Igualdade de gênero nos planos de educação: uma tarefa urgente
As agendas de “gênero” e “raça” devem se articular a todos os Eixos do Documento Referência da CONAE, como: financiamento, gestão democrática, valorização profissional e qualidade na educação.
A educação e a sociedade brasileira sentiram os efeitos, na última década, da retirada do “gênero” no texto do atual Plano Nacional de Educação (PNE). A exclusão dessa garantia no mais importante documento de planejamento educacional do país ajudou a fomentar um clima de censura e perseguição nas escolas, impactando discussões sobre gênero, raça e outras formas de discriminação junto às comunidades escolares. Às vésperas da tramitação do novo PNE e da Conferência Nacional de Educação (CONAE), onde será construída uma proposta para o novo Plano, a sociedade civil agora age para garantir um PNE sem retrocessos, com ousadia e que reafirme o direito de profissionais da educação e estudantes discutirem gênero, raça e sexualidade na escola.
Nesse contexto, a Ação Educativa lançou a campanha #FiqueDeOlho: para combater a violência, gênero nos Planos já!, reforçando que garantir igualdade de gênero nos Planos é se comprometer com a melhoria da qualidade na educação, já que educação de qualidade é a que consegue incluir e acolher todas as pessoas. É preciso criar espaços de acolhimento e solidariedade nas escolas; prevenir e combater o assédio, abuso sexual e violência doméstica; discutir as desigualdades entre homens e mulheres; promover o direito das pessoas viverem livremente sua sexualidade, entre outras ações. Esses são alguns aspectos que a equipe, por meio da Campanha, tem discutido no processo da CONAE, inclusive com escuta e encaminhamento de demandas de jovens a partir de uma Conferência Livre realizada na Ação Educativa durante a etapa municipal de São Paulo.

───

**Instruções de trabalho:**
Escreva a continuação do texto sobre igualdade de gênero nos planos de educação, começando logo após a última frase apresentada.

───

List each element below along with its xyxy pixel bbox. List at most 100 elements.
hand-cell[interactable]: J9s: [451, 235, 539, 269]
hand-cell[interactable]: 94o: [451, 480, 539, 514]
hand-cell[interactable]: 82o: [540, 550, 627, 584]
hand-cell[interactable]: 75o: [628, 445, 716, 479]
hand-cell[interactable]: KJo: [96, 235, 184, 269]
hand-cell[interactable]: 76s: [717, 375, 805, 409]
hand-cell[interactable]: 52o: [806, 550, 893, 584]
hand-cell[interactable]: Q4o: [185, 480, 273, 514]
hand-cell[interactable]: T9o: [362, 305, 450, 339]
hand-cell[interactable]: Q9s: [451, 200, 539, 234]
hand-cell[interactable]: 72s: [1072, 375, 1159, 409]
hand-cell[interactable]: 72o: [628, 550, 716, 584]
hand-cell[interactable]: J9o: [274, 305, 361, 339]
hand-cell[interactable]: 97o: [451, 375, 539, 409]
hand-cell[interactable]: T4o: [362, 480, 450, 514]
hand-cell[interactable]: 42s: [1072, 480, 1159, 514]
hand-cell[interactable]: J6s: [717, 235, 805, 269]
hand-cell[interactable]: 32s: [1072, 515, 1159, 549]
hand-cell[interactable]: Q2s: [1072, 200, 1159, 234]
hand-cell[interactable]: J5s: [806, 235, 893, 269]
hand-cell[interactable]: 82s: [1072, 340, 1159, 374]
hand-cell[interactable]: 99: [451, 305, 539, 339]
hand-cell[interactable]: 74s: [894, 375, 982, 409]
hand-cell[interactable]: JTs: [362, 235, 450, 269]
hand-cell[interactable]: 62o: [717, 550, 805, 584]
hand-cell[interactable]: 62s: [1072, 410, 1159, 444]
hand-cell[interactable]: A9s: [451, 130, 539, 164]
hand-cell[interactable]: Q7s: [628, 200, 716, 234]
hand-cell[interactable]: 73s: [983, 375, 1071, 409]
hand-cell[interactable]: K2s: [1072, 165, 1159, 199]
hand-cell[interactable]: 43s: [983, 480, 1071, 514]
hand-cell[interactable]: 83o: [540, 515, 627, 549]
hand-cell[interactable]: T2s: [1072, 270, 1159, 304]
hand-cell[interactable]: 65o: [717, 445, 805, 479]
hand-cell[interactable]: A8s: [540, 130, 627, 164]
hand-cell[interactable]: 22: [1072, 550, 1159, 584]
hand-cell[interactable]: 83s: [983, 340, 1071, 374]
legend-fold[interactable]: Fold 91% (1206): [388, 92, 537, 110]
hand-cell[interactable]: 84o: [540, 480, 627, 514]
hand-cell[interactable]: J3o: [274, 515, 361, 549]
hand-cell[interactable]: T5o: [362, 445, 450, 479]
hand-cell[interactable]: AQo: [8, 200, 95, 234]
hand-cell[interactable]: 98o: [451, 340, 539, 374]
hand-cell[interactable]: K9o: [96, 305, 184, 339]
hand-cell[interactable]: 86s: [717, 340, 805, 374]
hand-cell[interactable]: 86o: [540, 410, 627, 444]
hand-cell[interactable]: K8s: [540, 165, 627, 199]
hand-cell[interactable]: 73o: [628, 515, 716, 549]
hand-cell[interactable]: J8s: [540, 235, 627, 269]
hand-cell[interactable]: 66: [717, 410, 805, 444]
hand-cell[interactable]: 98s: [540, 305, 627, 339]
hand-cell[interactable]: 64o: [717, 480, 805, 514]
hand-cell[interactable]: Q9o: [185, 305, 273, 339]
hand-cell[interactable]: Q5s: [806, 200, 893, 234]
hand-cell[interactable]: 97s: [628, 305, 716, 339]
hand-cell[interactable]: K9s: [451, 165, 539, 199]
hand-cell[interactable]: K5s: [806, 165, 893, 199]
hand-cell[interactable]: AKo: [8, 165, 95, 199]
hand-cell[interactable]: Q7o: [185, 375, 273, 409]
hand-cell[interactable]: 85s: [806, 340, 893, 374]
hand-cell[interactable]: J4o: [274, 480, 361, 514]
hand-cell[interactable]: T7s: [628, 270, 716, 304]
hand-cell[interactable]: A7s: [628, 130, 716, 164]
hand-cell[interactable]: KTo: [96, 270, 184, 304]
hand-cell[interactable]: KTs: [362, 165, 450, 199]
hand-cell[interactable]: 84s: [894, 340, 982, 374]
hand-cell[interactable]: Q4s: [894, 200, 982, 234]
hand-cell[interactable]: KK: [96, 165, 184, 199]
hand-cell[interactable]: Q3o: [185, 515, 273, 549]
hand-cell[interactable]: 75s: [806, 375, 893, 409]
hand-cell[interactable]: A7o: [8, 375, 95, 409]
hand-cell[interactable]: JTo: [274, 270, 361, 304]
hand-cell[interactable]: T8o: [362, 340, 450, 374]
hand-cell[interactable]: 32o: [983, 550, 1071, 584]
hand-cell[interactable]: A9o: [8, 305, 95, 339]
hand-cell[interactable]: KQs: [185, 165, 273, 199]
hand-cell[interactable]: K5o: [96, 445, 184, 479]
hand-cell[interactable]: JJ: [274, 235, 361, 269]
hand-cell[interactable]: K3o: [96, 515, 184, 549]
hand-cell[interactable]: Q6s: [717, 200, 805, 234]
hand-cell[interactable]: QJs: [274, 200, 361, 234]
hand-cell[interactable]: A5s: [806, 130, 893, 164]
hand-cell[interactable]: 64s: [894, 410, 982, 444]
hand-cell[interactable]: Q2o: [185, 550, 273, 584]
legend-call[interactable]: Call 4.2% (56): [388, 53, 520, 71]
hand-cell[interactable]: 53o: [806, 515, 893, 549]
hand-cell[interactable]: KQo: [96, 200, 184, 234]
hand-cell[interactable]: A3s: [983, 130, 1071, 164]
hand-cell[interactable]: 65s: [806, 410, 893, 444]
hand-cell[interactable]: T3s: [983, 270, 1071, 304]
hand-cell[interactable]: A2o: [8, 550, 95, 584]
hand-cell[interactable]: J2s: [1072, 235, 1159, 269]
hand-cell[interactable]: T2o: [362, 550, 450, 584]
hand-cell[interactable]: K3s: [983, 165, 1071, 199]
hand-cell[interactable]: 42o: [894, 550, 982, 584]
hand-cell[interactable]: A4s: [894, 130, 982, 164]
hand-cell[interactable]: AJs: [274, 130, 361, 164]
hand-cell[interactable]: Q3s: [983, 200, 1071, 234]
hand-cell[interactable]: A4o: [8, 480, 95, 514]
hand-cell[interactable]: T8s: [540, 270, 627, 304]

───

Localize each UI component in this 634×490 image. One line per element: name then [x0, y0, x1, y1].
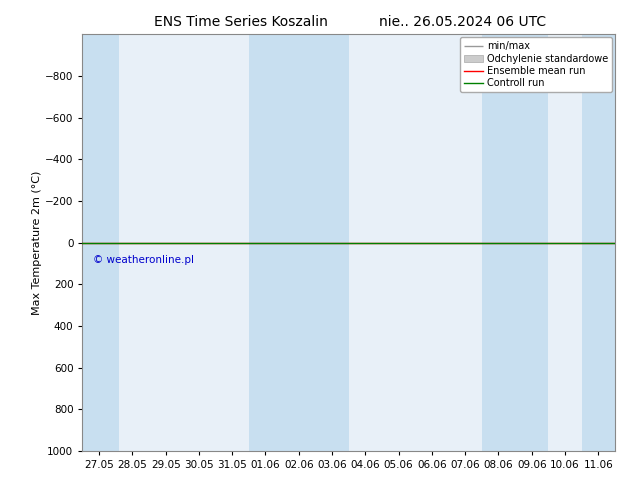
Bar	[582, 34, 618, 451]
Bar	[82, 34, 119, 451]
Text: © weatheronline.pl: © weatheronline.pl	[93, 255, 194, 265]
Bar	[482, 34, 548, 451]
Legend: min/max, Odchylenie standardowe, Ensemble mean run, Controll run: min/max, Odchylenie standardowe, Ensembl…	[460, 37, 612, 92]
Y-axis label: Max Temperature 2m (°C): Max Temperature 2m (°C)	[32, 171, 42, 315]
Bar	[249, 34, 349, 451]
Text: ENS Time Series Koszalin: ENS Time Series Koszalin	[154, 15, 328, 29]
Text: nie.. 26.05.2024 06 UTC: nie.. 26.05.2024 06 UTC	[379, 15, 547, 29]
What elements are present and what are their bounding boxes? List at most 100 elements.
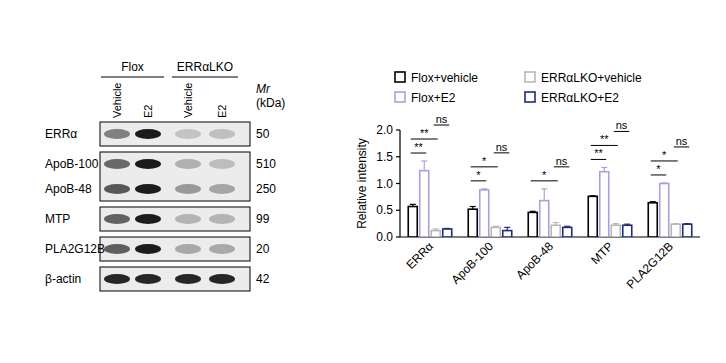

───

**Resposta da tarefa:**
A incorporação da igualdade de Gênero nos Planos para que o novo PNE avance no combate à violência e na redução das desigualdades educacionais significa, entre outras ações:
- Incorporar a laicidade na educação pública como princípio do PNE e incluir no texto o enfrentamento às desigualdades e discriminações de gênero, raça e sexualidade.
- Defender a implementação da LDB alterada pelas Leis nº 10.639/2003 e nº 11.645/2008 como instrumento essencial para a construção de uma educação antirracista.
- Garantir a manutenção de escolas quilombolas e indígenas em seus territórios.
- Defender as políticas de ações afirmativas com recorte racial e social nas instituições de educação superior.
- Atuar por um financiamento adequado com distribuição equitativa dos recursos em diálogo com uma política econômica de redistribuição de renda e com as Leis Orçamentárias (LDO e LOA).
- Aprimorar na regulamentação do FUNDEB os Fatores de Ponderação para que correspondam ao custo real das diferentes etapas e modalidades da educação básica e possam ser utilizados como mecanismos de ação afirmativa racial e social.
- Democratizar o debate econômico nas unidades educacionais, comunidades escolares e territórios, promovendo a compreensão da relação da economia com o cotidiano das escolas e da população.
- Aprimorar os mecanismos de gestão democrática e controle social do PNE e das políticas educacionais, ampliando a roda e a participação efetiva das comunidades escolares e das juventudes na construção e monitoramento das políticas educacionais.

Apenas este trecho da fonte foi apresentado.